START
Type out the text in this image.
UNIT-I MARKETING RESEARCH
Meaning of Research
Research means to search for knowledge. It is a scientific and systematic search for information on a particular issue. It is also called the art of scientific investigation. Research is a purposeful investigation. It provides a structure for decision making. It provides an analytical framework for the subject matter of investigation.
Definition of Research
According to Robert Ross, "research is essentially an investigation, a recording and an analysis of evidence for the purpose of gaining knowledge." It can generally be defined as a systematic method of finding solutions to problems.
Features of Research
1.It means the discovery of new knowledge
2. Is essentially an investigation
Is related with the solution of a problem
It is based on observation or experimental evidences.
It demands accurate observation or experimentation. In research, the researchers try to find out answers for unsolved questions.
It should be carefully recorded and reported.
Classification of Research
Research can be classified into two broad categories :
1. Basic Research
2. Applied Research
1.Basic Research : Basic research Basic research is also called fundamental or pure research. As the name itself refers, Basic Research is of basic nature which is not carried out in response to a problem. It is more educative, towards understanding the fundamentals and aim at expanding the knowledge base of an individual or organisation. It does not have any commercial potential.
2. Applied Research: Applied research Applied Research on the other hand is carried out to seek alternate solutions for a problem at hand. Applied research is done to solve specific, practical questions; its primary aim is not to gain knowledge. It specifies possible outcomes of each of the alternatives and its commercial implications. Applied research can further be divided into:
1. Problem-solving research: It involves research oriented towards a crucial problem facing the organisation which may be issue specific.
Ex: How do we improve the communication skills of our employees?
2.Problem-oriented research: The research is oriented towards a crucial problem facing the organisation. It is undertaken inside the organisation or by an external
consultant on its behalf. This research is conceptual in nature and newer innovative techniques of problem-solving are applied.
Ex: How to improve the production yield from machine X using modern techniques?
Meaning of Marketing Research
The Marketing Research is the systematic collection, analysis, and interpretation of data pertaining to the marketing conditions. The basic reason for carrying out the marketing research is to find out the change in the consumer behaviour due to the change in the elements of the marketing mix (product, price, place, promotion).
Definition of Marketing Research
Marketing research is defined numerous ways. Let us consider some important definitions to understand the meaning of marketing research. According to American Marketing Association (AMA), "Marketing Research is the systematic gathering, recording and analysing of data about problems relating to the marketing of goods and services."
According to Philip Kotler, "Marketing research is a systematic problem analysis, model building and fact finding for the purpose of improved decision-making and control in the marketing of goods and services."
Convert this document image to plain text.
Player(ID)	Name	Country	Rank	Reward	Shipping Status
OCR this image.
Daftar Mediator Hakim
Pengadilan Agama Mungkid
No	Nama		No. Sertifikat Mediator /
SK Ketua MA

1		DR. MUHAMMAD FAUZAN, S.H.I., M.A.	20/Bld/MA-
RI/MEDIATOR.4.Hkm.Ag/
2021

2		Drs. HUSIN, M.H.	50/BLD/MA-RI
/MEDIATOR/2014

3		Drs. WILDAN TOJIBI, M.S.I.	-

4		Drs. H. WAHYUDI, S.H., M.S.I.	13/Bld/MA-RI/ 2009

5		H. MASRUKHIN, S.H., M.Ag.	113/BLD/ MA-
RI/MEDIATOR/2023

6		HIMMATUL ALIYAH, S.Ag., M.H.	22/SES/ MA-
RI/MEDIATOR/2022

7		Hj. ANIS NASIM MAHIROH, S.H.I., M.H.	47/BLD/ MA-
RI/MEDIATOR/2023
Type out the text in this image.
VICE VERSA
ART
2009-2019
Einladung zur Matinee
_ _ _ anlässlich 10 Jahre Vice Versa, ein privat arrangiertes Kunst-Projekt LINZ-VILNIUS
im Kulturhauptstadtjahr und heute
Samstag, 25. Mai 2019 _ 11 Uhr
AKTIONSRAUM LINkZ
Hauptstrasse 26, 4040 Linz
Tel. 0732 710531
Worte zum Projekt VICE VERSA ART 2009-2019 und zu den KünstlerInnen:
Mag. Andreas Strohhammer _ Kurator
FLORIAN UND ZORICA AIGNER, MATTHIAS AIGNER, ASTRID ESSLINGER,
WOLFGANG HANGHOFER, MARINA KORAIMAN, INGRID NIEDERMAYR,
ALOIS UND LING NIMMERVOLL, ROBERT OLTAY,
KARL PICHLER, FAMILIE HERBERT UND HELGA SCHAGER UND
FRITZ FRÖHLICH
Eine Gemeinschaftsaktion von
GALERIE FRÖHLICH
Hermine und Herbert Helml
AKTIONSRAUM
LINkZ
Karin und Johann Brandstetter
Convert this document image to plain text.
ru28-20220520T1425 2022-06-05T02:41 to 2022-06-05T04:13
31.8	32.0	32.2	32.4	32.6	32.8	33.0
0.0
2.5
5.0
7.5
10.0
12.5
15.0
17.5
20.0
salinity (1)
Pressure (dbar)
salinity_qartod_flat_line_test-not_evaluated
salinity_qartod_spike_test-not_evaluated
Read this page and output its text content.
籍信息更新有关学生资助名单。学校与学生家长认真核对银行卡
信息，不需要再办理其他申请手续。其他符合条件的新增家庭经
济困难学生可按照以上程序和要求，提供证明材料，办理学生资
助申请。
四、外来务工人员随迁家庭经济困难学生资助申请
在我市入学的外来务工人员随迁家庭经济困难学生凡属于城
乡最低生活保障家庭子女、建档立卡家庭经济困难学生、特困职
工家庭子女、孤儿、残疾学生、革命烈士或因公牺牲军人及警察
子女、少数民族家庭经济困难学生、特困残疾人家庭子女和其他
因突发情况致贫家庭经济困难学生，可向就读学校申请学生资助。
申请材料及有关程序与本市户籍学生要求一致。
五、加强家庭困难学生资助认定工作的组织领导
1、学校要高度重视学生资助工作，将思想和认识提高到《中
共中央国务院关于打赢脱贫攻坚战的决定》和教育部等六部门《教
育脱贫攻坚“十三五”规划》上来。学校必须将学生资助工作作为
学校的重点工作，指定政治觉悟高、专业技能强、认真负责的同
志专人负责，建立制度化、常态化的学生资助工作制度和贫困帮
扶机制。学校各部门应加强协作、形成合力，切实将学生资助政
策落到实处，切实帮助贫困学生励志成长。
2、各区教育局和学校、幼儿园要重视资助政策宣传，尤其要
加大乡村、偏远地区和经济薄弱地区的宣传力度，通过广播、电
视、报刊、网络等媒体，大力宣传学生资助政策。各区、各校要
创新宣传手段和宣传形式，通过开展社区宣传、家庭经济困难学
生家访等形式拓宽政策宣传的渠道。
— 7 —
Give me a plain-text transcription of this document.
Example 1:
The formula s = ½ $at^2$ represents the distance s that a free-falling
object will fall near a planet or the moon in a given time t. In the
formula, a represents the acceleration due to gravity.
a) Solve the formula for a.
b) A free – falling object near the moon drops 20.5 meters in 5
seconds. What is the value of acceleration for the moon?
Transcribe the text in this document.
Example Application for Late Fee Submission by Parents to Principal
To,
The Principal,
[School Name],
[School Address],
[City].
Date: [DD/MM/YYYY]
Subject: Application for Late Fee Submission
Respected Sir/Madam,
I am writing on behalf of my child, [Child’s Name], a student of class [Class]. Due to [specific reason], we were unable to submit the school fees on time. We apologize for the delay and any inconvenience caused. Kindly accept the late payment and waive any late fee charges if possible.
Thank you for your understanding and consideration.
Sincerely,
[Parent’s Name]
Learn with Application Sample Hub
END
Transcribe the data above in full, exactly.

Type out the text in this image.
UNIT-I MARKETING RESEARCH
Meaning of Research
Research means to search for knowledge. It is a scientific and systematic search for information on a particular issue. It is also called the art of scientific investigation. Research is a purposeful investigation. It provides a structure for decision making. It provides an analytical framework for the subject matter of investigation.
Definition of Research
According to Robert Ross, "research is essentially an investigation, a recording and an analysis of evidence for the purpose of gaining knowledge." It can generally be defined as a systematic method of finding solutions to problems.
Features of Research
1.It means the discovery of new knowledge
2. Is essentially an investigation
Is related with the solution of a problem
It is based on observation or experimental evidences.
It demands accurate observation or experimentation. In research, the researchers try to find out answers for unsolved questions.
It should be carefully recorded and reported.
Classification of Research
Research can be classified into two broad categories :
1. Basic Research
2. Applied Research
1.Basic Research : Basic research Basic research is also called fundamental or pure research. As the name itself refers, Basic Research is of basic nature which is not carried out in response to a problem. It is more educative, towards understanding the fundamentals and aim at expanding the knowledge base of an individual or organisation. It does not have any commercial potential.
2. Applied Research: Applied research Applied Research on the other hand is carried out to seek alternate solutions for a problem at hand. Applied research is done to solve specific, practical questions; its primary aim is not to gain knowledge. It specifies possible outcomes of each of the alternatives and its commercial implications. Applied research can further be divided into:
1. Problem-solving research: It involves research oriented towards a crucial problem facing the organisation which may be issue specific.
Ex: How do we improve the communication skills of our employees?
2.Problem-oriented research: The research is oriented towards a crucial problem facing the organisation. It is undertaken inside the organisation or by an external
consultant on its behalf. This research is conceptual in nature and newer innovative techniques of problem-solving are applied.
Ex: How to improve the production yield from machine X using modern techniques?
Meaning of Marketing Research
The Marketing Research is the systematic collection, analysis, and interpretation of data pertaining to the marketing conditions. The basic reason for carrying out the marketing research is to find out the change in the consumer behaviour due to the change in the elements of the marketing mix (product, price, place, promotion).
Definition of Marketing Research
Marketing research is defined numerous ways. Let us consider some important definitions to understand the meaning of marketing research. According to American Marketing Association (AMA), "Marketing Research is the systematic gathering, recording and analysing of data about problems relating to the marketing of goods and services."
According to Philip Kotler, "Marketing research is a systematic problem analysis, model building and fact finding for the purpose of improved decision-making and control in the marketing of goods and services."
Convert this document image to plain text.
Player(ID)	Name	Country	Rank	Reward	Shipping Status
OCR this image.
Daftar Mediator Hakim
Pengadilan Agama Mungkid
No	Nama		No. Sertifikat Mediator /
SK Ketua MA

1		DR. MUHAMMAD FAUZAN, S.H.I., M.A.	20/Bld/MA-
RI/MEDIATOR.4.Hkm.Ag/
2021

2		Drs. HUSIN, M.H.	50/BLD/MA-RI
/MEDIATOR/2014

3		Drs. WILDAN TOJIBI, M.S.I.	-

4		Drs. H. WAHYUDI, S.H., M.S.I.	13/Bld/MA-RI/ 2009

5		H. MASRUKHIN, S.H., M.Ag.	113/BLD/ MA-
RI/MEDIATOR/2023

6		HIMMATUL ALIYAH, S.Ag., M.H.	22/SES/ MA-
RI/MEDIATOR/2022

7		Hj. ANIS NASIM MAHIROH, S.H.I., M.H.	47/BLD/ MA-
RI/MEDIATOR/2023
Type out the text in this image.
VICE VERSA
ART
2009-2019
Einladung zur Matinee
_ _ _ anlässlich 10 Jahre Vice Versa, ein privat arrangiertes Kunst-Projekt LINZ-VILNIUS
im Kulturhauptstadtjahr und heute
Samstag, 25. Mai 2019 _ 11 Uhr
AKTIONSRAUM LINkZ
Hauptstrasse 26, 4040 Linz
Tel. 0732 710531
Worte zum Projekt VICE VERSA ART 2009-2019 und zu den KünstlerInnen:
Mag. Andreas Strohhammer _ Kurator
FLORIAN UND ZORICA AIGNER, MATTHIAS AIGNER, ASTRID ESSLINGER,
WOLFGANG HANGHOFER, MARINA KORAIMAN, INGRID NIEDERMAYR,
ALOIS UND LING NIMMERVOLL, ROBERT OLTAY,
KARL PICHLER, FAMILIE HERBERT UND HELGA SCHAGER UND
FRITZ FRÖHLICH
Eine Gemeinschaftsaktion von
GALERIE FRÖHLICH
Hermine und Herbert Helml
AKTIONSRAUM
LINkZ
Karin und Johann Brandstetter
Convert this document image to plain text.
ru28-20220520T1425 2022-06-05T02:41 to 2022-06-05T04:13
31.8	32.0	32.2	32.4	32.6	32.8	33.0
0.0
2.5
5.0
7.5
10.0
12.5
15.0
17.5
20.0
salinity (1)
Pressure (dbar)
salinity_qartod_flat_line_test-not_evaluated
salinity_qartod_spike_test-not_evaluated
Read this page and output its text content.
籍信息更新有关学生资助名单。学校与学生家长认真核对银行卡
信息，不需要再办理其他申请手续。其他符合条件的新增家庭经
济困难学生可按照以上程序和要求，提供证明材料，办理学生资
助申请。
四、外来务工人员随迁家庭经济困难学生资助申请
在我市入学的外来务工人员随迁家庭经济困难学生凡属于城
乡最低生活保障家庭子女、建档立卡家庭经济困难学生、特困职
工家庭子女、孤儿、残疾学生、革命烈士或因公牺牲军人及警察
子女、少数民族家庭经济困难学生、特困残疾人家庭子女和其他
因突发情况致贫家庭经济困难学生，可向就读学校申请学生资助。
申请材料及有关程序与本市户籍学生要求一致。
五、加强家庭困难学生资助认定工作的组织领导
1、学校要高度重视学生资助工作，将思想和认识提高到《中
共中央国务院关于打赢脱贫攻坚战的决定》和教育部等六部门《教
育脱贫攻坚“十三五”规划》上来。学校必须将学生资助工作作为
学校的重点工作，指定政治觉悟高、专业技能强、认真负责的同
志专人负责，建立制度化、常态化的学生资助工作制度和贫困帮
扶机制。学校各部门应加强协作、形成合力，切实将学生资助政
策落到实处，切实帮助贫困学生励志成长。
2、各区教育局和学校、幼儿园要重视资助政策宣传，尤其要
加大乡村、偏远地区和经济薄弱地区的宣传力度，通过广播、电
视、报刊、网络等媒体，大力宣传学生资助政策。各区、各校要
创新宣传手段和宣传形式，通过开展社区宣传、家庭经济困难学
生家访等形式拓宽政策宣传的渠道。
— 7 —
Give me a plain-text transcription of this document.
Example 1:
The formula s = ½ $at^2$ represents the distance s that a free-falling
object will fall near a planet or the moon in a given time t. In the
formula, a represents the acceleration due to gravity.
a) Solve the formula for a.
b) A free – falling object near the moon drops 20.5 meters in 5
seconds. What is the value of acceleration for the moon?
Transcribe the text in this document.
Example Application for Late Fee Submission by Parents to Principal
To,
The Principal,
[School Name],
[School Address],
[City].
Date: [DD/MM/YYYY]
Subject: Application for Late Fee Submission
Respected Sir/Madam,
I am writing on behalf of my child, [Child’s Name], a student of class [Class]. Due to [specific reason], we were unable to submit the school fees on time. We apologize for the delay and any inconvenience caused. Kindly accept the late payment and waive any late fee charges if possible.
Thank you for your understanding and consideration.
Sincerely,
[Parent’s Name]
Learn with Application Sample Hub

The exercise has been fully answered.